WRITTEN EXERCISE: Reproduce every row below verbatim, character for character, with nothing changed, added, or left out.

Region annotation records
__________

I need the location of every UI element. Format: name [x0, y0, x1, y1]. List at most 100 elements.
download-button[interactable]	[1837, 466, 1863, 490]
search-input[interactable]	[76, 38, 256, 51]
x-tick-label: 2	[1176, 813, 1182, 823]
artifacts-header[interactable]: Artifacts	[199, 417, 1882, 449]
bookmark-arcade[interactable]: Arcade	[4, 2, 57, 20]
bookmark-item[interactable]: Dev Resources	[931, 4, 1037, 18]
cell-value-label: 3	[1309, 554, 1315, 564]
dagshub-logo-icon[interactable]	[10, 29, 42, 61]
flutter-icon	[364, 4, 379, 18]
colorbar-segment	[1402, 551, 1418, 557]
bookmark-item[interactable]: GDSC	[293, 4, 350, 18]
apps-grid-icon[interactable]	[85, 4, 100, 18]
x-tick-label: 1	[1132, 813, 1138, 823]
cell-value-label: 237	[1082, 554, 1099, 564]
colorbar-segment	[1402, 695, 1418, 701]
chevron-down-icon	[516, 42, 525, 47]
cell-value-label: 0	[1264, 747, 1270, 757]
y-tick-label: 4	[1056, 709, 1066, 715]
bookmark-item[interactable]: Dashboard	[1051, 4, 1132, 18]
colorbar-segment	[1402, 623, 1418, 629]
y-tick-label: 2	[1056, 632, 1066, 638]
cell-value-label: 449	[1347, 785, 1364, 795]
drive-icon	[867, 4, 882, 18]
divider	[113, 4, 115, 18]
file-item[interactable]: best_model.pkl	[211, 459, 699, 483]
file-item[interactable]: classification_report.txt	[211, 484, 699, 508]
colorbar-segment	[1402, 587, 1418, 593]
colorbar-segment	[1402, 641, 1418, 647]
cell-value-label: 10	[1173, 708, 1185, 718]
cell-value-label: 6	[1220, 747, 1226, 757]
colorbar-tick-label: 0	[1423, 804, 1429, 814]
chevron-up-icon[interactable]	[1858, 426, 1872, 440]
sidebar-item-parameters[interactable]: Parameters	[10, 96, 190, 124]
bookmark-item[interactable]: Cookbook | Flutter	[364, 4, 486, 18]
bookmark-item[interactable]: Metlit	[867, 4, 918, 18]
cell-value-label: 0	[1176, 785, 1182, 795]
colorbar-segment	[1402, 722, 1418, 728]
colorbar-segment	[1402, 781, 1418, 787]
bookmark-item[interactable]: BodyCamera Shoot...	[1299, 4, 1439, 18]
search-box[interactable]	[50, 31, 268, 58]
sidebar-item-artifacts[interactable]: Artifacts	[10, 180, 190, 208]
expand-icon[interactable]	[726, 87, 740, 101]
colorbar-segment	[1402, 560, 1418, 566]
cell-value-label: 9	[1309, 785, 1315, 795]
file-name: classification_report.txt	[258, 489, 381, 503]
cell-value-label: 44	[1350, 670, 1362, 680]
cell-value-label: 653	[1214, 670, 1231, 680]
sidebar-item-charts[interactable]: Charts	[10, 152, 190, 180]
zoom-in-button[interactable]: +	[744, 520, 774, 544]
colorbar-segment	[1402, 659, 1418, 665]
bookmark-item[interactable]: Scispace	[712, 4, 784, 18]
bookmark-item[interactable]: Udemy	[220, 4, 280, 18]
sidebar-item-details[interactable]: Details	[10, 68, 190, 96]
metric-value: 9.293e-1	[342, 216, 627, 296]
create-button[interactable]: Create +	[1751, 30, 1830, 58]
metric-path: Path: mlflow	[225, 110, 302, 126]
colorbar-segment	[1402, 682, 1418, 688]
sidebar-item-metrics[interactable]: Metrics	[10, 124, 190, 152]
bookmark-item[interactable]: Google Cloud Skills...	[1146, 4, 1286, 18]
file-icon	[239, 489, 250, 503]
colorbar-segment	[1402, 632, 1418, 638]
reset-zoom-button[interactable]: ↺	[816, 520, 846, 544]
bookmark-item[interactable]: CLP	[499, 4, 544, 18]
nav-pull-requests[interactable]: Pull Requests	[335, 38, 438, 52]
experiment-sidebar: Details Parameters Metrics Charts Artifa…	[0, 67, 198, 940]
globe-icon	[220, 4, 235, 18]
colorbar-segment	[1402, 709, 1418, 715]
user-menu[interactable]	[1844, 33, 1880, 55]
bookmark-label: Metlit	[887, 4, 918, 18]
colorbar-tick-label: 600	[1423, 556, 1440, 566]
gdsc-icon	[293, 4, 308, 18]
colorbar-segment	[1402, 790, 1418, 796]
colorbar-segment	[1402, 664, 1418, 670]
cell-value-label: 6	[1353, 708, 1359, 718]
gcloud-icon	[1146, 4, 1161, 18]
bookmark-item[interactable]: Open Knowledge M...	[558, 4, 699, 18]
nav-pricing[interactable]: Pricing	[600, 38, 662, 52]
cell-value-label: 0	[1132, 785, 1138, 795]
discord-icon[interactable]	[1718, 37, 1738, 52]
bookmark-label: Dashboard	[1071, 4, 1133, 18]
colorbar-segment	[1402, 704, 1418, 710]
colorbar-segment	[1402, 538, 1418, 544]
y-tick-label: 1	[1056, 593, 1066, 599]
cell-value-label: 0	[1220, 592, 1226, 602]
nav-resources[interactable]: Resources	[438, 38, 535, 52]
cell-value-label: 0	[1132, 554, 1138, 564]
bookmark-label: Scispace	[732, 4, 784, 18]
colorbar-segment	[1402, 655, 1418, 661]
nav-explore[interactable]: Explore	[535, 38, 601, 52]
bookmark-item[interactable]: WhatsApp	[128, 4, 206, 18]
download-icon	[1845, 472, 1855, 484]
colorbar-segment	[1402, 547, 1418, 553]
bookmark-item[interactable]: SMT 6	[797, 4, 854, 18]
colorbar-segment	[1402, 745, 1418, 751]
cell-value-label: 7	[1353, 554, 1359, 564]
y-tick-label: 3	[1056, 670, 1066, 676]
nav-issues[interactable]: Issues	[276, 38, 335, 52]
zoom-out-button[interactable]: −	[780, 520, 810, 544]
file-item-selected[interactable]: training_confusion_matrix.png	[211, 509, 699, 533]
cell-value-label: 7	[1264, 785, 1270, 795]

__________

SOLUTION TO THIS TASK:
I need the location of every UI element. Format: name [x0, y0, x1, y1]. List at most 100 elements.
download-button[interactable]	[1837, 466, 1863, 490]
search-input[interactable]	[76, 38, 256, 51]
x-tick-label: 2	[1176, 813, 1182, 823]
artifacts-header[interactable]: Artifacts	[199, 417, 1882, 449]
bookmark-arcade[interactable]: Arcade	[4, 2, 57, 20]
bookmark-item[interactable]: Dev Resources	[931, 4, 1037, 18]
cell-value-label: 3	[1309, 554, 1315, 564]
dagshub-logo-icon[interactable]	[10, 29, 42, 61]
flutter-icon	[364, 4, 379, 18]
colorbar-segment	[1402, 551, 1418, 557]
bookmark-item[interactable]: GDSC	[293, 4, 350, 18]
apps-grid-icon[interactable]	[85, 4, 100, 18]
x-tick-label: 1	[1132, 813, 1138, 823]
cell-value-label: 237	[1082, 554, 1099, 564]
colorbar-segment	[1402, 695, 1418, 701]
chevron-down-icon	[516, 42, 525, 47]
cell-value-label: 0	[1264, 747, 1270, 757]
y-tick-label: 4	[1056, 709, 1066, 715]
bookmark-item[interactable]: Dashboard	[1051, 4, 1132, 18]
colorbar-segment	[1402, 623, 1418, 629]
y-tick-label: 2	[1056, 632, 1066, 638]
cell-value-label: 449	[1347, 785, 1364, 795]
drive-icon	[867, 4, 882, 18]
divider	[113, 4, 115, 18]
file-item[interactable]: best_model.pkl	[211, 459, 699, 483]
file-item[interactable]: classification_report.txt	[211, 484, 699, 508]
colorbar-segment	[1402, 587, 1418, 593]
colorbar-segment	[1402, 641, 1418, 647]
cell-value-label: 10	[1173, 708, 1185, 718]
cell-value-label: 6	[1220, 747, 1226, 757]
colorbar-tick-label: 0	[1423, 804, 1429, 814]
chevron-up-icon[interactable]	[1858, 426, 1872, 440]
sidebar-item-parameters[interactable]: Parameters	[10, 96, 190, 124]
bookmark-item[interactable]: Cookbook | Flutter	[364, 4, 486, 18]
bookmark-item[interactable]: Metlit	[867, 4, 918, 18]
cell-value-label: 0	[1176, 785, 1182, 795]
colorbar-segment	[1402, 722, 1418, 728]
colorbar-segment	[1402, 781, 1418, 787]
bookmark-item[interactable]: BodyCamera Shoot...	[1299, 4, 1439, 18]
search-box[interactable]	[50, 31, 268, 58]
sidebar-item-artifacts[interactable]: Artifacts	[10, 180, 190, 208]
expand-icon[interactable]	[726, 87, 740, 101]
colorbar-segment	[1402, 560, 1418, 566]
cell-value-label: 9	[1309, 785, 1315, 795]
file-name: classification_report.txt	[258, 489, 381, 503]
cell-value-label: 44	[1350, 670, 1362, 680]
cell-value-label: 653	[1214, 670, 1231, 680]
sidebar-item-charts[interactable]: Charts	[10, 152, 190, 180]
zoom-in-button[interactable]: +	[744, 520, 774, 544]
colorbar-segment	[1402, 659, 1418, 665]
bookmark-item[interactable]: Scispace	[712, 4, 784, 18]
bookmark-item[interactable]: Udemy	[220, 4, 280, 18]
sidebar-item-details[interactable]: Details	[10, 68, 190, 96]
metric-value: 9.293e-1	[342, 216, 627, 296]
create-button[interactable]: Create +	[1751, 30, 1830, 58]
metric-path: Path: mlflow	[225, 110, 302, 126]
colorbar-segment	[1402, 682, 1418, 688]
sidebar-item-metrics[interactable]: Metrics	[10, 124, 190, 152]
bookmark-item[interactable]: Google Cloud Skills...	[1146, 4, 1286, 18]
file-icon	[239, 489, 250, 503]
colorbar-segment	[1402, 632, 1418, 638]
reset-zoom-button[interactable]: ↺	[816, 520, 846, 544]
bookmark-item[interactable]: CLP	[499, 4, 544, 18]
nav-pull-requests[interactable]: Pull Requests	[335, 38, 438, 52]
experiment-sidebar: Details Parameters Metrics Charts Artifa…	[0, 67, 198, 940]
globe-icon	[220, 4, 235, 18]
colorbar-segment	[1402, 709, 1418, 715]
user-menu[interactable]	[1844, 33, 1880, 55]
bookmark-label: Metlit	[887, 4, 918, 18]
colorbar-tick-label: 600	[1423, 556, 1440, 566]
gdsc-icon	[293, 4, 308, 18]
colorbar-segment	[1402, 790, 1418, 796]
colorbar-segment	[1402, 664, 1418, 670]
cell-value-label: 6	[1353, 708, 1359, 718]
gcloud-icon	[1146, 4, 1161, 18]
bookmark-item[interactable]: Open Knowledge M...	[558, 4, 699, 18]
nav-pricing[interactable]: Pricing	[600, 38, 662, 52]
cell-value-label: 0	[1132, 785, 1138, 795]
discord-icon[interactable]	[1718, 37, 1738, 52]
bookmark-label: Dashboard	[1071, 4, 1133, 18]
colorbar-segment	[1402, 704, 1418, 710]
colorbar-segment	[1402, 538, 1418, 544]
y-tick-label: 1	[1056, 593, 1066, 599]
cell-value-label: 0	[1220, 592, 1226, 602]
nav-resources[interactable]: Resources	[438, 38, 535, 52]
cell-value-label: 0	[1132, 554, 1138, 564]
bookmark-label: Scispace	[732, 4, 784, 18]
colorbar-segment	[1402, 655, 1418, 661]
nav-explore[interactable]: Explore	[535, 38, 601, 52]
bookmark-item[interactable]: WhatsApp	[128, 4, 206, 18]
download-icon	[1845, 472, 1855, 484]
colorbar-segment	[1402, 547, 1418, 553]
bookmark-item[interactable]: SMT 6	[797, 4, 854, 18]
colorbar-segment	[1402, 745, 1418, 751]
cell-value-label: 7	[1353, 554, 1359, 564]
y-tick-label: 3	[1056, 670, 1066, 676]
nav-issues[interactable]: Issues	[276, 38, 335, 52]
zoom-out-button[interactable]: −	[780, 520, 810, 544]
file-item-selected[interactable]: training_confusion_matrix.png	[211, 509, 699, 533]
cell-value-label: 7	[1264, 785, 1270, 795]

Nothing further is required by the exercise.